» **Given entries**

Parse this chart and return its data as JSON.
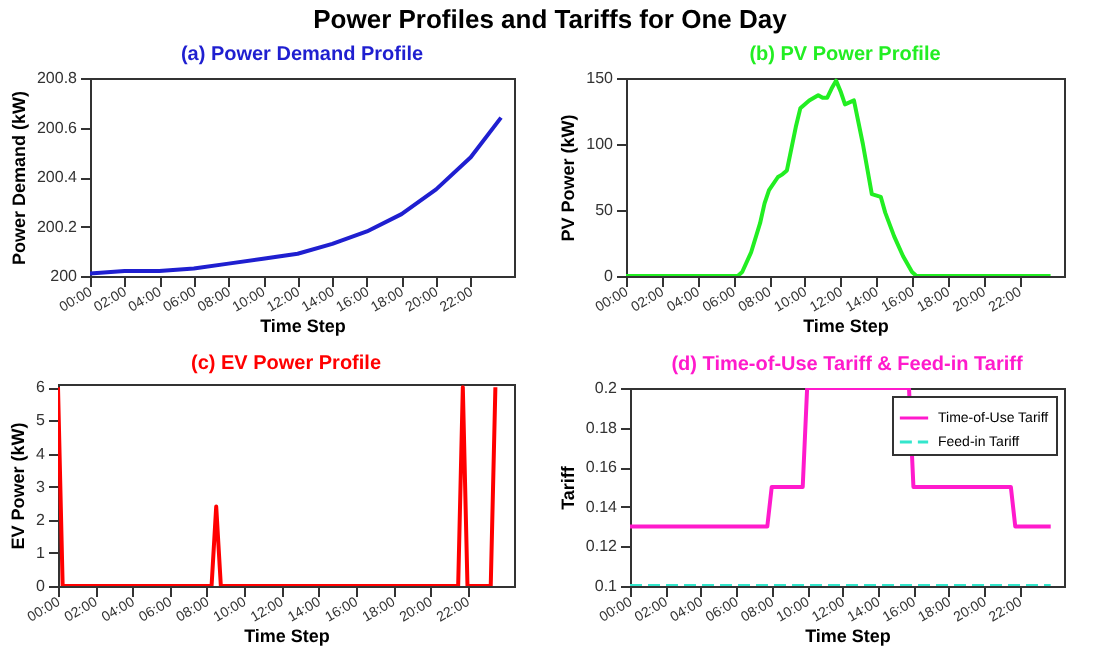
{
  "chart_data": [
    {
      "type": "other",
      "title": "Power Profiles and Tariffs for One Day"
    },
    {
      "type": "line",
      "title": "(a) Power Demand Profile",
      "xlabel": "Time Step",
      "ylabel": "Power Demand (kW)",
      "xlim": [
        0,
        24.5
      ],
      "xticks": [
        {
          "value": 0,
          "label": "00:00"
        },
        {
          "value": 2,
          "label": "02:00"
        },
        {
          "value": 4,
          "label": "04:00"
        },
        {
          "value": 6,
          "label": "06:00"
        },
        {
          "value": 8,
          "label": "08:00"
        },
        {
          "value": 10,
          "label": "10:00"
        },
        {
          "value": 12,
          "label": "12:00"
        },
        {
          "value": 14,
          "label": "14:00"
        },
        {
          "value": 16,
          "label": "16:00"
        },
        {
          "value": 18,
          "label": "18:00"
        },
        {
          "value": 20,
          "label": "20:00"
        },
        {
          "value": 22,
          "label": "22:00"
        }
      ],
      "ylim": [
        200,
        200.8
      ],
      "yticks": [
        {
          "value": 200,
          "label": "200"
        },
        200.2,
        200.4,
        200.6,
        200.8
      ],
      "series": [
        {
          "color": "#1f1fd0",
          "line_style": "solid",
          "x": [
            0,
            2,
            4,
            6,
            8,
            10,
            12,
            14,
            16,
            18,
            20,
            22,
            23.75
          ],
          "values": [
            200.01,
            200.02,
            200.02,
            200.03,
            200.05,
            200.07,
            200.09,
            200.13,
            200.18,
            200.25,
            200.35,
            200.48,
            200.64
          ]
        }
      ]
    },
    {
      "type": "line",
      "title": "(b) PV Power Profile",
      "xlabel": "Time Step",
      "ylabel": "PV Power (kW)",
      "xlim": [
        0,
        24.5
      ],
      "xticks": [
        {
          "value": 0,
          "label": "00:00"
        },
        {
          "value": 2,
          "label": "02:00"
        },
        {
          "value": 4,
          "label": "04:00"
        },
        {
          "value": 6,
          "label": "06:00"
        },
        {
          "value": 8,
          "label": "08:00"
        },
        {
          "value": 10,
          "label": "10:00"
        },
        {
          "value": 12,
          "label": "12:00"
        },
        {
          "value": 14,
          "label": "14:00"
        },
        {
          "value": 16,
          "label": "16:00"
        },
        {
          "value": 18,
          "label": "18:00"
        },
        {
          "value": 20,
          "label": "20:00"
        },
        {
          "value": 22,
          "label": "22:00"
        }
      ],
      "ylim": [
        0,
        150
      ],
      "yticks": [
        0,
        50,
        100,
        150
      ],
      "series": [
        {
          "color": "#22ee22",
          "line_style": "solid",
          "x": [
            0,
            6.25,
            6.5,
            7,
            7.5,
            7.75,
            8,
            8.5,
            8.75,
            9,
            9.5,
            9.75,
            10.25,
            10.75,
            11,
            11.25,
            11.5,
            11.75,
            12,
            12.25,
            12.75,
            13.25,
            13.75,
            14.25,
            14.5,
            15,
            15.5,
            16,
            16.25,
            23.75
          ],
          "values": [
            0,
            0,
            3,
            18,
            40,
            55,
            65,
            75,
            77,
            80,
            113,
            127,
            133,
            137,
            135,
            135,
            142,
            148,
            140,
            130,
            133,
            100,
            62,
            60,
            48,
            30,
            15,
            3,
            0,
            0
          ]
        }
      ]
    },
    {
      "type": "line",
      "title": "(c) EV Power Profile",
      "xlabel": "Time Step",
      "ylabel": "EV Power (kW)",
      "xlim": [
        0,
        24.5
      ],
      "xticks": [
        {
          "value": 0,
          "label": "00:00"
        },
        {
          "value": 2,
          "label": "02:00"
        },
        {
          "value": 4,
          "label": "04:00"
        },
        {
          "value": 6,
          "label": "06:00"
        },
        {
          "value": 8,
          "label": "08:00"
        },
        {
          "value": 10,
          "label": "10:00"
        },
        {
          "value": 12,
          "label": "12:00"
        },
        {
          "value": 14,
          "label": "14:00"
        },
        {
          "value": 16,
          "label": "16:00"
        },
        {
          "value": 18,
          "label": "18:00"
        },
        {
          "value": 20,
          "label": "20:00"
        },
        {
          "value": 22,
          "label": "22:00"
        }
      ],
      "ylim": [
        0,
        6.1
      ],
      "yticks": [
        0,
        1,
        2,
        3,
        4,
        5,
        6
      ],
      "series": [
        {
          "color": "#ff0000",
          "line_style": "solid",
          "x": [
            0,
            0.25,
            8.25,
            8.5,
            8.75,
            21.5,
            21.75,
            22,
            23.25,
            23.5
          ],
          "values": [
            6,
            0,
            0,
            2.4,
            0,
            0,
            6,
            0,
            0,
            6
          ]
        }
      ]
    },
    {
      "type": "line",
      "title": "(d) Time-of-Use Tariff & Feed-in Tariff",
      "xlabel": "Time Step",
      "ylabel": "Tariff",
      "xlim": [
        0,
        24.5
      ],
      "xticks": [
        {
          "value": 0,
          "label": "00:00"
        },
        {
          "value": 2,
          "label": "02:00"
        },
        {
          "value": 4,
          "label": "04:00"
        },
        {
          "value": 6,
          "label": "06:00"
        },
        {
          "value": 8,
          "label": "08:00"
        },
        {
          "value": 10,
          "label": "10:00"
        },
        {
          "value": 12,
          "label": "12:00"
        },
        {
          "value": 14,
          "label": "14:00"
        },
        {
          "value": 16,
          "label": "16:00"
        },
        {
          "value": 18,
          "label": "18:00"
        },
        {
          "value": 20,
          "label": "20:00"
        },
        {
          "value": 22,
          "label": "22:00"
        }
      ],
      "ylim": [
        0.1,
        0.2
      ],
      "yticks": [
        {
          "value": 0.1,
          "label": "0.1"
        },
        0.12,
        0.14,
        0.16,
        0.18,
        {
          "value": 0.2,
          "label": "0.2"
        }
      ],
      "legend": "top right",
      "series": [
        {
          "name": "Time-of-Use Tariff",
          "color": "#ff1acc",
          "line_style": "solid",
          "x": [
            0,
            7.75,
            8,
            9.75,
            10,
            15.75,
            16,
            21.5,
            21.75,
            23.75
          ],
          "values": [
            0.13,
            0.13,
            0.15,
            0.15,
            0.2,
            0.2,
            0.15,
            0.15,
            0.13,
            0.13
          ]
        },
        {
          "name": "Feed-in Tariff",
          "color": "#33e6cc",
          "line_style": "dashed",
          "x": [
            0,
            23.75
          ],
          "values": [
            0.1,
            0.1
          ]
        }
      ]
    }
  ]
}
...
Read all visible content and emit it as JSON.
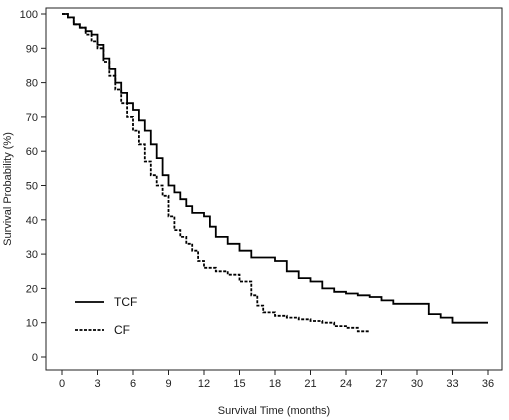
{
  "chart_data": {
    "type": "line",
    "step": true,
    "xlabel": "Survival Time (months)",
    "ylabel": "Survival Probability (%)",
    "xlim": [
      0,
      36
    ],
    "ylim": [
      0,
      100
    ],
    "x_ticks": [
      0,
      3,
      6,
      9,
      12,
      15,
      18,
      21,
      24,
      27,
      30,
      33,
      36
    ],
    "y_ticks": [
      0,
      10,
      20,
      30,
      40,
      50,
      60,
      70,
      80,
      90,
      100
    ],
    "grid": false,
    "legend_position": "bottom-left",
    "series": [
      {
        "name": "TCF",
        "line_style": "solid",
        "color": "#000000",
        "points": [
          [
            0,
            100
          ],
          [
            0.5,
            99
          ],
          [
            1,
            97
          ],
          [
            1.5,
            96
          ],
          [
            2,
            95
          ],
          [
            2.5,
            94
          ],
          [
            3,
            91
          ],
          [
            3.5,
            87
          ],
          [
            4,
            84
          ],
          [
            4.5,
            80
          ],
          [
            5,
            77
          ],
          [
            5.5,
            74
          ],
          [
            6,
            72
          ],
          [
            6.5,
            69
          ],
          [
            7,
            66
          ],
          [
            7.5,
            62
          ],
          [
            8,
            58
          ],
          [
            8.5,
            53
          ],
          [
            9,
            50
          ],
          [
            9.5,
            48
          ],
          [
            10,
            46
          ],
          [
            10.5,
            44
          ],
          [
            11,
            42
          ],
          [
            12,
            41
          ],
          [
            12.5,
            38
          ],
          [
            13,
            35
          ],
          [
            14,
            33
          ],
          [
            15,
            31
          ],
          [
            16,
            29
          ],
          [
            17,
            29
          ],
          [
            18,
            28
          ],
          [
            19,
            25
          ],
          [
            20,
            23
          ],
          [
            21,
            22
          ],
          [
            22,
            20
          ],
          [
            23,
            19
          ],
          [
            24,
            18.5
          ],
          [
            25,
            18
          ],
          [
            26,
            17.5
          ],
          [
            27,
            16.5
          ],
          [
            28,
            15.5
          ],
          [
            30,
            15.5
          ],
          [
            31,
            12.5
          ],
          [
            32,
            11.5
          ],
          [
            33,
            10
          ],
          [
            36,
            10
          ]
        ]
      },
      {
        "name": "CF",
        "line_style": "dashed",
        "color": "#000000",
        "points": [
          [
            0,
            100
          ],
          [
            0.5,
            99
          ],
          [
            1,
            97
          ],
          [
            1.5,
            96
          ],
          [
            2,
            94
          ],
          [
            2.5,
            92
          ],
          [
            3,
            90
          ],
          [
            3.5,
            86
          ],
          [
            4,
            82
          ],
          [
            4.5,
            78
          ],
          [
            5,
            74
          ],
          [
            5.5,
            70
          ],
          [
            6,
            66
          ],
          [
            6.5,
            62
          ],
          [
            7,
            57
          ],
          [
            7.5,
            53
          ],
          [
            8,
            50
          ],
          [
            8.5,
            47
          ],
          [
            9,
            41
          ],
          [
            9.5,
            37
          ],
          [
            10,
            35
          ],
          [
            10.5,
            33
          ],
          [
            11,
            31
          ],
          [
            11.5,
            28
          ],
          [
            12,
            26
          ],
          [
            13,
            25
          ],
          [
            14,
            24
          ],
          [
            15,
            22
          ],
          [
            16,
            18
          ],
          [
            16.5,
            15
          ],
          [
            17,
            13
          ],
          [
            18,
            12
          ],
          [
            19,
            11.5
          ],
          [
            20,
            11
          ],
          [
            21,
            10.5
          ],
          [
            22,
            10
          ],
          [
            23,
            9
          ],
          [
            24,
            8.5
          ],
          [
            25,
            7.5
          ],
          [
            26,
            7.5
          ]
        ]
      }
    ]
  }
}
--
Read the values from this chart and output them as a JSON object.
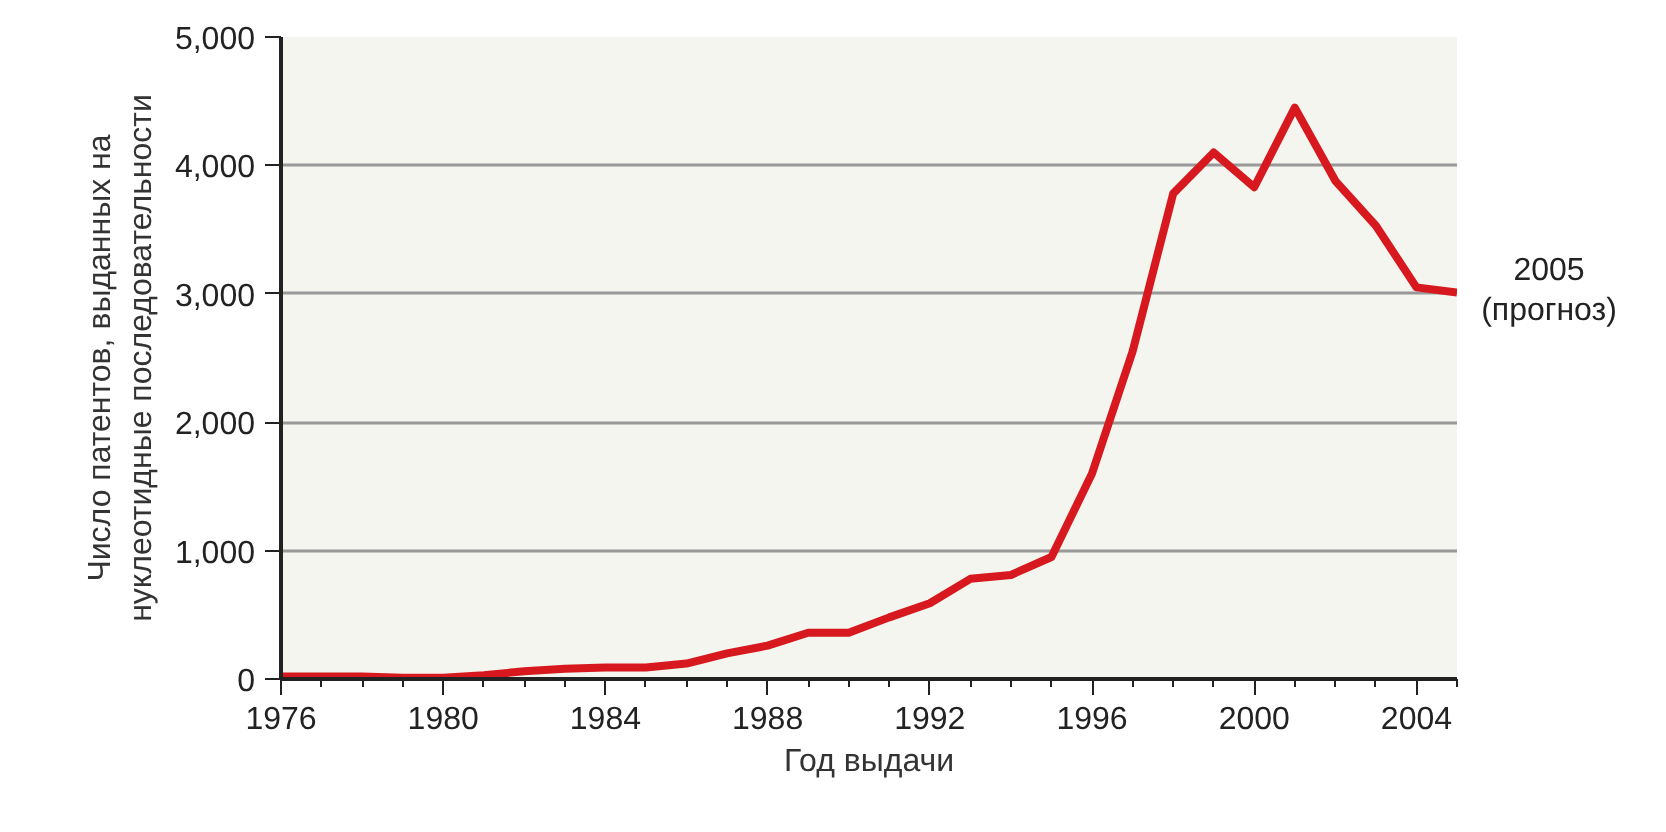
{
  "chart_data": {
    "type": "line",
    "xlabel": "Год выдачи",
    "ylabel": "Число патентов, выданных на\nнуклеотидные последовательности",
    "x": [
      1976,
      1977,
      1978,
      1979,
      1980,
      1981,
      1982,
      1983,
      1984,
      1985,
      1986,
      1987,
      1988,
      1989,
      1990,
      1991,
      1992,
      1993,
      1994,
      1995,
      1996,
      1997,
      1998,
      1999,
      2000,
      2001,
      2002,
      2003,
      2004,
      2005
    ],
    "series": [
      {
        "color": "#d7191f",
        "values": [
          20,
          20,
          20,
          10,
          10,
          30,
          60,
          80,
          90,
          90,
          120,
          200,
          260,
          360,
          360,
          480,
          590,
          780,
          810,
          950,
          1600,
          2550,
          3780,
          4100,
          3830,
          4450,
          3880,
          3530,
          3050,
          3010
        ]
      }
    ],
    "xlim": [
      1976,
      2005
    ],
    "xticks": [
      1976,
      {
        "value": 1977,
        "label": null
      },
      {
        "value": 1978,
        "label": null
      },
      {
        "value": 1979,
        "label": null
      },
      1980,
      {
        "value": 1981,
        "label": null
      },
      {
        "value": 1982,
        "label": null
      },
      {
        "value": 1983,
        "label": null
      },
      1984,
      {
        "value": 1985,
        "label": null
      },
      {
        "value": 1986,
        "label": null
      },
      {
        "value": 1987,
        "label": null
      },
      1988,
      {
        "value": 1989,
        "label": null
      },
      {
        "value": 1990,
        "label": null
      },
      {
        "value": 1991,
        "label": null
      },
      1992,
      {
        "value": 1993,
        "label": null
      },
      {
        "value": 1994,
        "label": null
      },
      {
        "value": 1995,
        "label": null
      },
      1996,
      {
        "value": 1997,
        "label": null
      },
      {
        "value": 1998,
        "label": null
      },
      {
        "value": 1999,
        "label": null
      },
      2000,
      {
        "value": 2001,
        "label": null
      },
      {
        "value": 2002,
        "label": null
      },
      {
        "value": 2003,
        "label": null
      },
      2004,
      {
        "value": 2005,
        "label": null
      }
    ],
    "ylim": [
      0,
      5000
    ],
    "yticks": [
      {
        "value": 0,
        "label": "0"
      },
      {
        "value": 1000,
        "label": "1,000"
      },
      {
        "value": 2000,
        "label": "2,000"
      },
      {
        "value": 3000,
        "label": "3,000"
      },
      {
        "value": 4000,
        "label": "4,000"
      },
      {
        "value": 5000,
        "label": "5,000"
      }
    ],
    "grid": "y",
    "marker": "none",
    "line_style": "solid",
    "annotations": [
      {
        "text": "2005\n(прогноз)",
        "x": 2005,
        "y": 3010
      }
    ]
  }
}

» **To be done**
Which lines in the listing above hold the word "dashed"? Show each of them.

» **Result of this task**
          "line_style": "dashed",
        "line_style": "dashed",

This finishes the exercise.